··· LISTING

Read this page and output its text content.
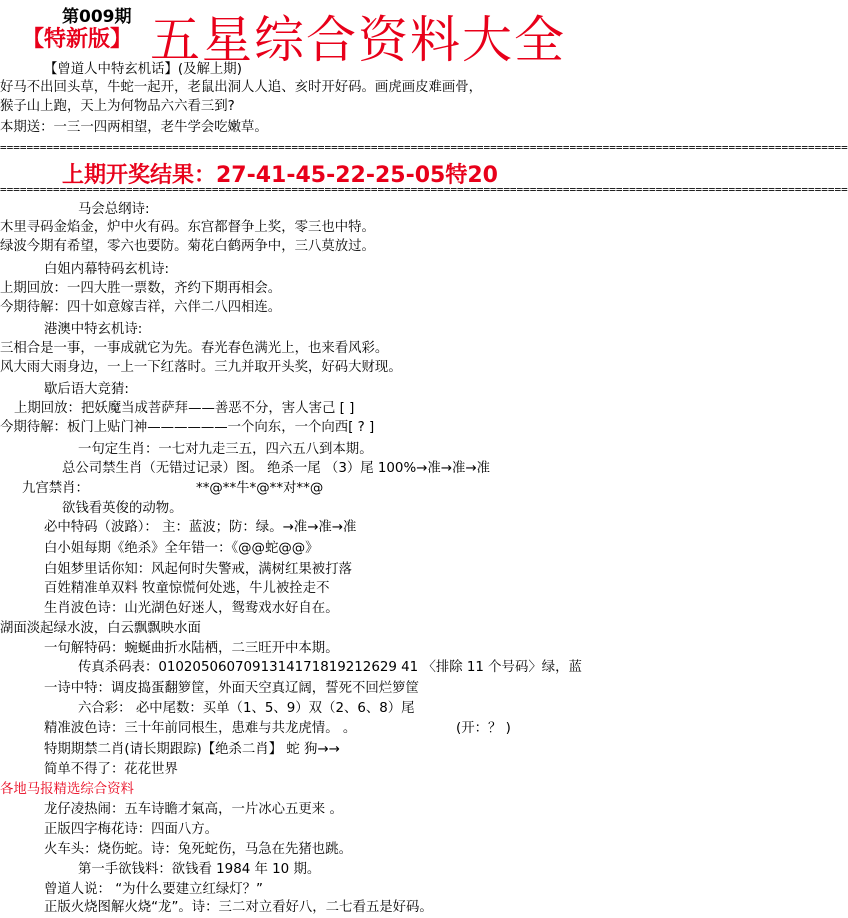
第009期
【特新版】 五星综合资料大全
================================================================================================================================
上期开奖结果：27-41-45-22-25-05特20
================================================================================================================================
【曾道人中特玄机话】(及解上期)
好马不出回头草，牛蛇一起开，老鼠出洞人人追、亥时开好码。画虎画皮难画骨，
猴子山上跑，天上为何物品六六看三到?
本期送：一三一四两相望，老牛学会吃嫩草。
马会总纲诗:
木里寻码金焰金，炉中火有码。东宫都督争上奖，零三也中特。
绿波今期有希望，零六也要防。菊花白鹤两争中，三八莫放过。
白姐内幕特码玄机诗:
上期回放：一四大胜一票数，齐约下期再相会。
今期待解：四十如意嫁吉祥，六伴二八四相连。
港澳中特玄机诗:
三相合是一事，一事成就它为先。春光春色满光上，也来看风彩。
风大雨大雨身边，一上一下红落时。三九并取开头奖，好码大财现。
歇后语大竞猜:
上期回放：把妖魔当成菩萨拜——善恶不分，害人害己 [ ]
今期待解：板门上贴门神——————一个向东，一个向西[ ? ]
一句定生肖：一七对九走三五，四六五八到本期。
总公司禁生肖（无错过记录）图。 绝杀一尾 （3）尾 100%→准→准→准
九宫禁肖：	**@**牛*@**对**@
欲钱看英俊的动物。
必中特码（波路）： 主：蓝波；防：绿。→准→准→准
白小姐每期《绝杀》全年错一：《@@蛇@@》
白姐梦里话你知：风起何时失警戒，满树红果被打落
百姓精准单双料 牧童惊慌何处逃，牛儿被拴走不
生肖波色诗：山光湖色好迷人，鸳鸯戏水好自在。
湖面淡起绿水波，白云飘飘映水面
一句解特码：蜿蜒曲折水陆栖，二三旺开中本期。
传真杀码表：0102050607091314171819212629 41 〈排除 11 个号码〉绿，蓝
一诗中特：调皮捣蛋翻箩筐，外面天空真辽阔，誓死不回烂箩筐
六合彩： 必中尾数：买单（1、5、9）双（2、6、8）尾
精准波色诗：三十年前同根生，患难与共龙虎情。 。	(开：？ )
特期期禁二肖(请长期跟踪)【绝杀二肖】 蛇 狗→→
简单不得了：花花世界
各地马报精选综合资料
龙仔凌热闹：五车诗瞻才氣高，一片冰心五更来 。
正版四字梅花诗：四面八方。
火车头：烧伤蛇。诗：兔死蛇伤，马急在先猪也跳。
第一手欲钱料：欲钱看 1984 年 10 期。
曾道人说： “为什么要建立红绿灯？”
正版火烧图解火烧“龙”。诗：三二对立看好八，二七看五是好码。
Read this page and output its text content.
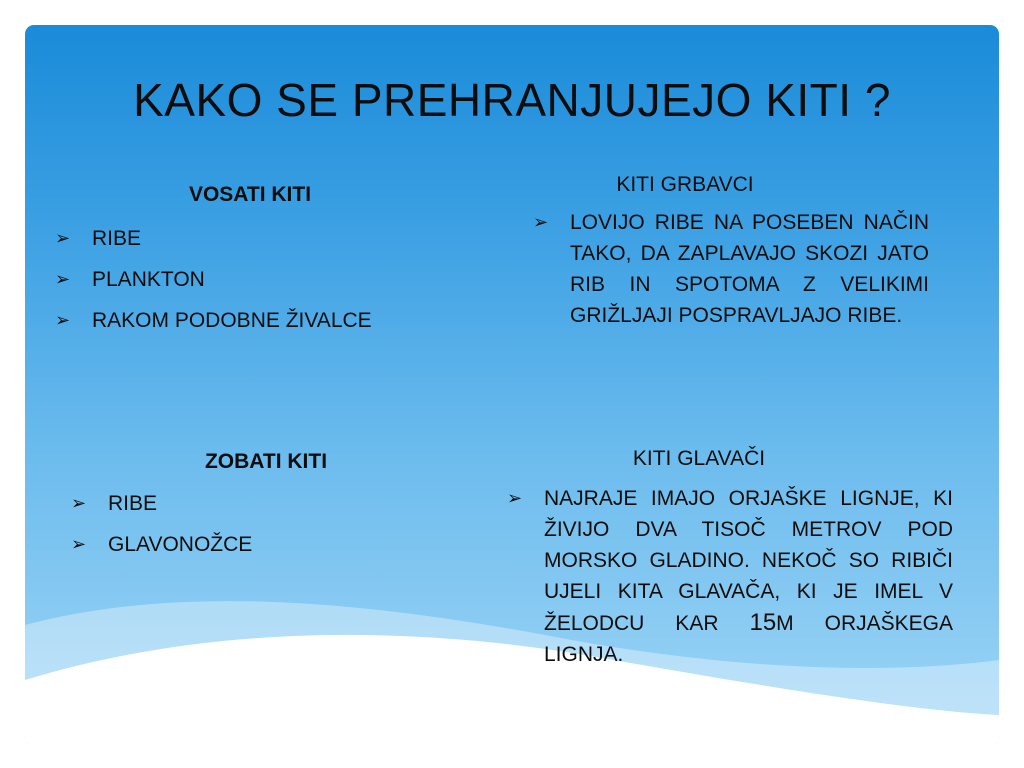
KAKO SE PREHRANJUJEJO KITI ?

VOSATI KITI

➢ RIBE
➢ PLANKTON
➢ RAKOM PODOBNE ŽIVALCE

KITI GRBAVCI

➢ LOVIJO RIBE NA POSEBEN NAČIN TAKO, DA ZAPLAVAJO SKOZI JATO RIB IN SPOTOMA Z VELIKIMI GRIŽLJAJI POSPRAVLJAJO RIBE.

ZOBATI KITI

➢ RIBE
➢ GLAVONOŽCE

KITI GLAVAČI

➢ NAJRAJE IMAJO ORJAŠKE LIGNJE, KI ŽIVIJO DVA TISOČ METROV POD MORSKO GLADINO. NEKOČ SO RIBIČI UJELI KITA GLAVAČA, KI JE IMEL V ŽELODCU KAR 15M ORJAŠKEGA LIGNJA.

······

Reproduce each entry verbatim, excluding any embedded images.

■ RESPONSE BELOW ■
Read this page and output its text content.
第009期
【特新版】 五星综合资料大全
================================================================================================================================
上期开奖结果：27-41-45-22-25-05特20
================================================================================================================================
【曾道人中特玄机话】(及解上期)
好马不出回头草，牛蛇一起开，老鼠出洞人人追、亥时开好码。画虎画皮难画骨，
猴子山上跑，天上为何物品六六看三到?
本期送：一三一四两相望，老牛学会吃嫩草。
马会总纲诗:
木里寻码金焰金，炉中火有码。东宫都督争上奖，零三也中特。
绿波今期有希望，零六也要防。菊花白鹤两争中，三八莫放过。
白姐内幕特码玄机诗:
上期回放：一四大胜一票数，齐约下期再相会。
今期待解：四十如意嫁吉祥，六伴二八四相连。
港澳中特玄机诗:
三相合是一事，一事成就它为先。春光春色满光上，也来看风彩。
风大雨大雨身边，一上一下红落时。三九并取开头奖，好码大财现。
歇后语大竞猜:
上期回放：把妖魔当成菩萨拜——善恶不分，害人害己 [ ]
今期待解：板门上贴门神——————一个向东，一个向西[ ? ]
一句定生肖：一七对九走三五，四六五八到本期。
总公司禁生肖（无错过记录）图。 绝杀一尾 （3）尾 100%→准→准→准
九宫禁肖：	**@**牛*@**对**@
欲钱看英俊的动物。
必中特码（波路）： 主：蓝波；防：绿。→准→准→准
白小姐每期《绝杀》全年错一：《@@蛇@@》
白姐梦里话你知：风起何时失警戒，满树红果被打落
百姓精准单双料 牧童惊慌何处逃，牛儿被拴走不
生肖波色诗：山光湖色好迷人，鸳鸯戏水好自在。
湖面淡起绿水波，白云飘飘映水面
一句解特码：蜿蜒曲折水陆栖，二三旺开中本期。
传真杀码表：0102050607091314171819212629 41 〈排除 11 个号码〉绿，蓝
一诗中特：调皮捣蛋翻箩筐，外面天空真辽阔，誓死不回烂箩筐
六合彩： 必中尾数：买单（1、5、9）双（2、6、8）尾
精准波色诗：三十年前同根生，患难与共龙虎情。 。	(开：？ )
特期期禁二肖(请长期跟踪)【绝杀二肖】 蛇 狗→→
简单不得了：花花世界
各地马报精选综合资料
龙仔凌热闹：五车诗瞻才氣高，一片冰心五更来 。
正版四字梅花诗：四面八方。
火车头：烧伤蛇。诗：兔死蛇伤，马急在先猪也跳。
第一手欲钱料：欲钱看 1984 年 10 期。
曾道人说： “为什么要建立红绿灯？”
正版火烧图解火烧“龙”。诗：三二对立看好八，二七看五是好码。
Read this page and output its text content.
KAKO SE PREHRANJUJEJO KITI ?

VOSATI KITI

➢ RIBE
➢ PLANKTON
➢ RAKOM PODOBNE ŽIVALCE

KITI GRBAVCI

➢ LOVIJO RIBE NA POSEBEN NAČIN TAKO, DA ZAPLAVAJO SKOZI JATO RIB IN SPOTOMA Z VELIKIMI GRIŽLJAJI POSPRAVLJAJO RIBE.

ZOBATI KITI

➢ RIBE
➢ GLAVONOŽCE

KITI GLAVAČI

➢ NAJRAJE IMAJO ORJAŠKE LIGNJE, KI ŽIVIJO DVA TISOČ METROV POD MORSKO GLADINO. NEKOČ SO RIBIČI UJELI KITA GLAVAČA, KI JE IMEL V ŽELODCU KAR 15M ORJAŠKEGA LIGNJA.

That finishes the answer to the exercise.